• _Exercise details_:
Return all the entries exactly, keeping pictures out.

• _Input_:
|---|

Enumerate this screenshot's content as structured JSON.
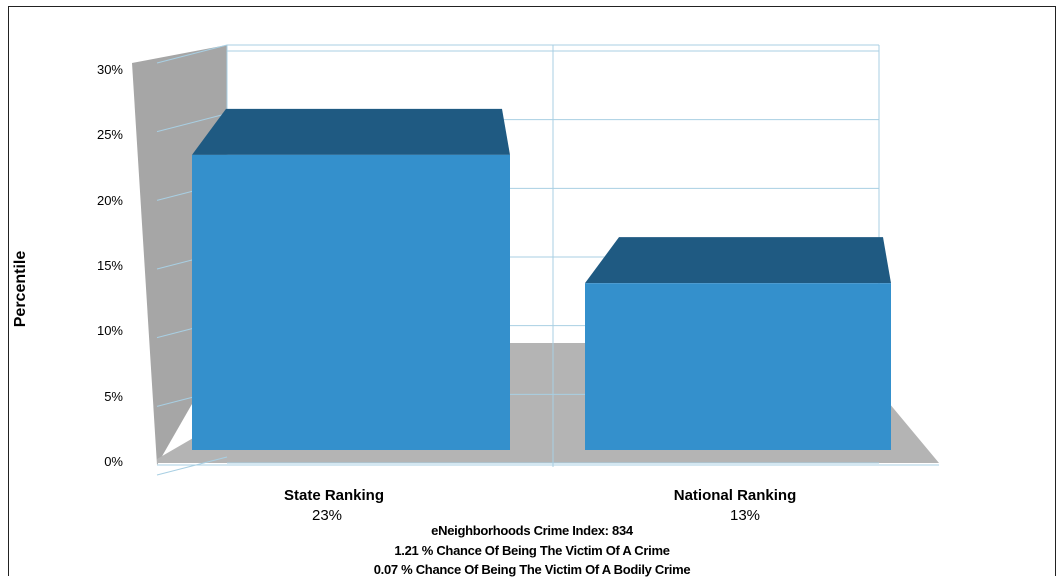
{
  "chart_data": {
    "type": "bar",
    "three_d": true,
    "categories": [
      "State Ranking",
      "National Ranking"
    ],
    "values": [
      23,
      13
    ],
    "value_labels": [
      "23%",
      "13%"
    ],
    "ylabel": "Percentile",
    "xlabel": "",
    "ylim": [
      0,
      30
    ],
    "yticks": [
      "0%",
      "5%",
      "10%",
      "15%",
      "20%",
      "25%",
      "30%"
    ],
    "grid": true,
    "legend": "none",
    "colors": {
      "bar_front": "#3490cc",
      "bar_top": "#1f5a82",
      "wall": "#a6a6a6",
      "floor": "#b4b4b4",
      "gridline": "#a8cfe3"
    }
  },
  "footer": {
    "crime_index": "eNeighborhoods Crime Index: 834",
    "victim_chance": "1.21 % Chance Of Being The Victim Of A Crime",
    "bodily_chance": "0.07 % Chance Of Being The Victim Of A Bodily Crime"
  }
}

|---|

• _Task output_:
Enumerate this screenshot's content as structured JSON.
{
  "chart_data": {
    "type": "bar",
    "three_d": true,
    "categories": [
      "State Ranking",
      "National Ranking"
    ],
    "values": [
      23,
      13
    ],
    "value_labels": [
      "23%",
      "13%"
    ],
    "ylabel": "Percentile",
    "xlabel": "",
    "ylim": [
      0,
      30
    ],
    "yticks": [
      "0%",
      "5%",
      "10%",
      "15%",
      "20%",
      "25%",
      "30%"
    ],
    "grid": true,
    "legend": "none",
    "colors": {
      "bar_front": "#3490cc",
      "bar_top": "#1f5a82",
      "wall": "#a6a6a6",
      "floor": "#b4b4b4",
      "gridline": "#a8cfe3"
    }
  },
  "footer": {
    "crime_index": "eNeighborhoods Crime Index: 834",
    "victim_chance": "1.21 % Chance Of Being The Victim Of A Crime",
    "bodily_chance": "0.07 % Chance Of Being The Victim Of A Bodily Crime"
  }
}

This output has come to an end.